**What you are asked to do**
Each entry has to be copied exactly, with nothing missed.
**** Data ****
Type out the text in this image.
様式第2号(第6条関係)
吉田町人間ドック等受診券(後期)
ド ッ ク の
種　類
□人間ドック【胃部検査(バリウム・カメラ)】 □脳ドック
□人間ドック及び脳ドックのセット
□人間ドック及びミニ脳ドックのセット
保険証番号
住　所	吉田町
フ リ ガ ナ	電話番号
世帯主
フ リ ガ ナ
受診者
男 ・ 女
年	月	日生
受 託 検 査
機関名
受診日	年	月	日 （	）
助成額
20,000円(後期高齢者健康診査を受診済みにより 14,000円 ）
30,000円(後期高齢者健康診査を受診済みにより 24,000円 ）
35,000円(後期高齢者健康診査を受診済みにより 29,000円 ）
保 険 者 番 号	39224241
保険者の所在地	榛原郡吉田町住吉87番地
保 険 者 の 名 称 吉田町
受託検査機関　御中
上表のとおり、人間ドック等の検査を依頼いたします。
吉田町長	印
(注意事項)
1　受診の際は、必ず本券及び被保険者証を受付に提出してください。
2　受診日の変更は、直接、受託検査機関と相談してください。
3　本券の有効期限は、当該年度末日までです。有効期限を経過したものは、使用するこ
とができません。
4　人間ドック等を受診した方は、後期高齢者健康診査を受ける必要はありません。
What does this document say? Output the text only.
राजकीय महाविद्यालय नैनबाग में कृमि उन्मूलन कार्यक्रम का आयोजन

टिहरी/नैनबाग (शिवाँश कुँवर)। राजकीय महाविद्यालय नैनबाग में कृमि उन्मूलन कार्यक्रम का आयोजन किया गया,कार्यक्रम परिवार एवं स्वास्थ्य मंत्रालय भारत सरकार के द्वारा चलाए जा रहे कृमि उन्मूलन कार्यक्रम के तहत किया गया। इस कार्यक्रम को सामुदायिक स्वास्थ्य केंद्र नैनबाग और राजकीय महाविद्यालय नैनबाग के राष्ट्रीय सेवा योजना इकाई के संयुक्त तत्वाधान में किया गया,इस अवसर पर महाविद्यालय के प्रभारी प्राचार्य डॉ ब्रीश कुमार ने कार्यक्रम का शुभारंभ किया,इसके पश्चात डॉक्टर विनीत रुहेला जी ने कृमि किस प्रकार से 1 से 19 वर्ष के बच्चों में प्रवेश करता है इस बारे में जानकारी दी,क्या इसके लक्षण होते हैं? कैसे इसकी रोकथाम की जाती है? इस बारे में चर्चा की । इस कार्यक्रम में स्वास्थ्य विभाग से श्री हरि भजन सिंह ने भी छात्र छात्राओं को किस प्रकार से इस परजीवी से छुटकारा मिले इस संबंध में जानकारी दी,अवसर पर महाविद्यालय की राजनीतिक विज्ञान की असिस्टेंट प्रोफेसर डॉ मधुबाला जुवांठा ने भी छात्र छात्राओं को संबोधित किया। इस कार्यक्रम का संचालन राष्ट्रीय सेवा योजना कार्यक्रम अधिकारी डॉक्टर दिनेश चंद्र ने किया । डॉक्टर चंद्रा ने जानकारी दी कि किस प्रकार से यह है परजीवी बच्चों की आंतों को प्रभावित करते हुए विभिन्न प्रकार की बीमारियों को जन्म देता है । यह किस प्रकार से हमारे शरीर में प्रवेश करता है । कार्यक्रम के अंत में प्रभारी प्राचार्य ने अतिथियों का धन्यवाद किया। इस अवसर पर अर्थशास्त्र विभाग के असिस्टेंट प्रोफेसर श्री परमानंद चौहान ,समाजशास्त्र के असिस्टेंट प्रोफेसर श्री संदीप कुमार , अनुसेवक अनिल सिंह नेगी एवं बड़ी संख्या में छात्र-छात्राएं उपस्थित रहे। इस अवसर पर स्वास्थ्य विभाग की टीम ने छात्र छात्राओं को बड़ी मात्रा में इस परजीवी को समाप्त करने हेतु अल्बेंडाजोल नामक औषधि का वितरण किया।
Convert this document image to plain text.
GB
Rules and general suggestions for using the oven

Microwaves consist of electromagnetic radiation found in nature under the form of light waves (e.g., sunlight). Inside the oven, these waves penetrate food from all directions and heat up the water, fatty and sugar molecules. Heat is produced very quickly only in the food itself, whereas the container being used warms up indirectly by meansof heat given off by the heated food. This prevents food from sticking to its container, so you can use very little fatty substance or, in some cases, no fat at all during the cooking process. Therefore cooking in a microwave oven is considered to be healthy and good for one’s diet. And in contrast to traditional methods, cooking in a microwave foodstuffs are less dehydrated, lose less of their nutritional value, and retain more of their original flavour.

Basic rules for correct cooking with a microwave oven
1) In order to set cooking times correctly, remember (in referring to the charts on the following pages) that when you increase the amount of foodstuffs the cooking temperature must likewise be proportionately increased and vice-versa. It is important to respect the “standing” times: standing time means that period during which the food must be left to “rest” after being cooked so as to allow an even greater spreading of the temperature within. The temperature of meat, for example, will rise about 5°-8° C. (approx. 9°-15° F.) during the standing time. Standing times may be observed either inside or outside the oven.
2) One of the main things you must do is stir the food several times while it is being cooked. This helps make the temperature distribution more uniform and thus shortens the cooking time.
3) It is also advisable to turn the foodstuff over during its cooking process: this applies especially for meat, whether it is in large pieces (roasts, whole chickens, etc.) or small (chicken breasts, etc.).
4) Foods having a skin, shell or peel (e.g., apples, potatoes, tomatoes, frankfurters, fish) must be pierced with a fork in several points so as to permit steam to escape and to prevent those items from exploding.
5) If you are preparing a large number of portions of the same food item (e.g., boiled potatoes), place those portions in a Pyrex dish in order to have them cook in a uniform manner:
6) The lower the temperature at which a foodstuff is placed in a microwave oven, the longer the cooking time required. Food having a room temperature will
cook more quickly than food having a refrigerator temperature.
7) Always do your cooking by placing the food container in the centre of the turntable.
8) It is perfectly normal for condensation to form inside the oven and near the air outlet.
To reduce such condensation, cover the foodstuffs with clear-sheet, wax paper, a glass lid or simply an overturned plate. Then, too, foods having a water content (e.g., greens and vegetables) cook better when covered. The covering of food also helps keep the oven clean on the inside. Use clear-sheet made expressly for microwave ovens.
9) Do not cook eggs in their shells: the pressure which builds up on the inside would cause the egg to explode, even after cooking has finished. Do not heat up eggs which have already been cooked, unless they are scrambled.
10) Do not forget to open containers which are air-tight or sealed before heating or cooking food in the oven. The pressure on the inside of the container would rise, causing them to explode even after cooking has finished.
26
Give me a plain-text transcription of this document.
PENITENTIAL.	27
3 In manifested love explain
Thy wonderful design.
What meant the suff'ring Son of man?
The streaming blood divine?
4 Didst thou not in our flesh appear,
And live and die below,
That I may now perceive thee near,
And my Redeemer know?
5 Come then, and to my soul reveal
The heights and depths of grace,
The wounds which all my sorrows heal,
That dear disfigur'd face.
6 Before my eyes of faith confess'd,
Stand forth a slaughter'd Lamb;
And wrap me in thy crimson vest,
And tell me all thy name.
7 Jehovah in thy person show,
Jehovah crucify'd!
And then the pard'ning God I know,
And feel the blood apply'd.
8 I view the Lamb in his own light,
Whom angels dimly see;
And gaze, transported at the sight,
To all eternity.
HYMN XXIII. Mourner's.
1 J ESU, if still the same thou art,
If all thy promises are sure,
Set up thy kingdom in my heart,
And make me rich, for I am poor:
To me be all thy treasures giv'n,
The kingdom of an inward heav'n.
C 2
****
**Complete answer**
Type out the text in this image.
様式第2号(第6条関係)
吉田町人間ドック等受診券(後期)
ド ッ ク の
種　類
□人間ドック【胃部検査(バリウム・カメラ)】 □脳ドック
□人間ドック及び脳ドックのセット
□人間ドック及びミニ脳ドックのセット
保険証番号
住　所	吉田町
フ リ ガ ナ	電話番号
世帯主
フ リ ガ ナ
受診者
男 ・ 女
年	月	日生
受 託 検 査
機関名
受診日	年	月	日 （	）
助成額
20,000円(後期高齢者健康診査を受診済みにより 14,000円 ）
30,000円(後期高齢者健康診査を受診済みにより 24,000円 ）
35,000円(後期高齢者健康診査を受診済みにより 29,000円 ）
保 険 者 番 号	39224241
保険者の所在地	榛原郡吉田町住吉87番地
保 険 者 の 名 称 吉田町
受託検査機関　御中
上表のとおり、人間ドック等の検査を依頼いたします。
吉田町長	印
(注意事項)
1　受診の際は、必ず本券及び被保険者証を受付に提出してください。
2　受診日の変更は、直接、受託検査機関と相談してください。
3　本券の有効期限は、当該年度末日までです。有効期限を経過したものは、使用するこ
とができません。
4　人間ドック等を受診した方は、後期高齢者健康診査を受ける必要はありません。
What does this document say? Output the text only.
राजकीय महाविद्यालय नैनबाग में कृमि उन्मूलन कार्यक्रम का आयोजन

टिहरी/नैनबाग (शिवाँश कुँवर)। राजकीय महाविद्यालय नैनबाग में कृमि उन्मूलन कार्यक्रम का आयोजन किया गया,कार्यक्रम परिवार एवं स्वास्थ्य मंत्रालय भारत सरकार के द्वारा चलाए जा रहे कृमि उन्मूलन कार्यक्रम के तहत किया गया। इस कार्यक्रम को सामुदायिक स्वास्थ्य केंद्र नैनबाग और राजकीय महाविद्यालय नैनबाग के राष्ट्रीय सेवा योजना इकाई के संयुक्त तत्वाधान में किया गया,इस अवसर पर महाविद्यालय के प्रभारी प्राचार्य डॉ ब्रीश कुमार ने कार्यक्रम का शुभारंभ किया,इसके पश्चात डॉक्टर विनीत रुहेला जी ने कृमि किस प्रकार से 1 से 19 वर्ष के बच्चों में प्रवेश करता है इस बारे में जानकारी दी,क्या इसके लक्षण होते हैं? कैसे इसकी रोकथाम की जाती है? इस बारे में चर्चा की । इस कार्यक्रम में स्वास्थ्य विभाग से श्री हरि भजन सिंह ने भी छात्र छात्राओं को किस प्रकार से इस परजीवी से छुटकारा मिले इस संबंध में जानकारी दी,अवसर पर महाविद्यालय की राजनीतिक विज्ञान की असिस्टेंट प्रोफेसर डॉ मधुबाला जुवांठा ने भी छात्र छात्राओं को संबोधित किया। इस कार्यक्रम का संचालन राष्ट्रीय सेवा योजना कार्यक्रम अधिकारी डॉक्टर दिनेश चंद्र ने किया । डॉक्टर चंद्रा ने जानकारी दी कि किस प्रकार से यह है परजीवी बच्चों की आंतों को प्रभावित करते हुए विभिन्न प्रकार की बीमारियों को जन्म देता है । यह किस प्रकार से हमारे शरीर में प्रवेश करता है । कार्यक्रम के अंत में प्रभारी प्राचार्य ने अतिथियों का धन्यवाद किया। इस अवसर पर अर्थशास्त्र विभाग के असिस्टेंट प्रोफेसर श्री परमानंद चौहान ,समाजशास्त्र के असिस्टेंट प्रोफेसर श्री संदीप कुमार , अनुसेवक अनिल सिंह नेगी एवं बड़ी संख्या में छात्र-छात्राएं उपस्थित रहे। इस अवसर पर स्वास्थ्य विभाग की टीम ने छात्र छात्राओं को बड़ी मात्रा में इस परजीवी को समाप्त करने हेतु अल्बेंडाजोल नामक औषधि का वितरण किया।
Convert this document image to plain text.
GB
Rules and general suggestions for using the oven

Microwaves consist of electromagnetic radiation found in nature under the form of light waves (e.g., sunlight). Inside the oven, these waves penetrate food from all directions and heat up the water, fatty and sugar molecules. Heat is produced very quickly only in the food itself, whereas the container being used warms up indirectly by meansof heat given off by the heated food. This prevents food from sticking to its container, so you can use very little fatty substance or, in some cases, no fat at all during the cooking process. Therefore cooking in a microwave oven is considered to be healthy and good for one’s diet. And in contrast to traditional methods, cooking in a microwave foodstuffs are less dehydrated, lose less of their nutritional value, and retain more of their original flavour.

Basic rules for correct cooking with a microwave oven
1) In order to set cooking times correctly, remember (in referring to the charts on the following pages) that when you increase the amount of foodstuffs the cooking temperature must likewise be proportionately increased and vice-versa. It is important to respect the “standing” times: standing time means that period during which the food must be left to “rest” after being cooked so as to allow an even greater spreading of the temperature within. The temperature of meat, for example, will rise about 5°-8° C. (approx. 9°-15° F.) during the standing time. Standing times may be observed either inside or outside the oven.
2) One of the main things you must do is stir the food several times while it is being cooked. This helps make the temperature distribution more uniform and thus shortens the cooking time.
3) It is also advisable to turn the foodstuff over during its cooking process: this applies especially for meat, whether it is in large pieces (roasts, whole chickens, etc.) or small (chicken breasts, etc.).
4) Foods having a skin, shell or peel (e.g., apples, potatoes, tomatoes, frankfurters, fish) must be pierced with a fork in several points so as to permit steam to escape and to prevent those items from exploding.
5) If you are preparing a large number of portions of the same food item (e.g., boiled potatoes), place those portions in a Pyrex dish in order to have them cook in a uniform manner:
6) The lower the temperature at which a foodstuff is placed in a microwave oven, the longer the cooking time required. Food having a room temperature will
cook more quickly than food having a refrigerator temperature.
7) Always do your cooking by placing the food container in the centre of the turntable.
8) It is perfectly normal for condensation to form inside the oven and near the air outlet.
To reduce such condensation, cover the foodstuffs with clear-sheet, wax paper, a glass lid or simply an overturned plate. Then, too, foods having a water content (e.g., greens and vegetables) cook better when covered. The covering of food also helps keep the oven clean on the inside. Use clear-sheet made expressly for microwave ovens.
9) Do not cook eggs in their shells: the pressure which builds up on the inside would cause the egg to explode, even after cooking has finished. Do not heat up eggs which have already been cooked, unless they are scrambled.
10) Do not forget to open containers which are air-tight or sealed before heating or cooking food in the oven. The pressure on the inside of the container would rise, causing them to explode even after cooking has finished.
26
Give me a plain-text transcription of this document.
PENITENTIAL.	27
3 In manifested love explain
Thy wonderful design.
What meant the suff'ring Son of man?
The streaming blood divine?
4 Didst thou not in our flesh appear,
And live and die below,
That I may now perceive thee near,
And my Redeemer know?
5 Come then, and to my soul reveal
The heights and depths of grace,
The wounds which all my sorrows heal,
That dear disfigur'd face.
6 Before my eyes of faith confess'd,
Stand forth a slaughter'd Lamb;
And wrap me in thy crimson vest,
And tell me all thy name.
7 Jehovah in thy person show,
Jehovah crucify'd!
And then the pard'ning God I know,
And feel the blood apply'd.
8 I view the Lamb in his own light,
Whom angels dimly see;
And gaze, transported at the sight,
To all eternity.
HYMN XXIII. Mourner's.
1 J ESU, if still the same thou art,
If all thy promises are sure,
Set up thy kingdom in my heart,
And make me rich, for I am poor:
To me be all thy treasures giv'n,
The kingdom of an inward heav'n.
C 2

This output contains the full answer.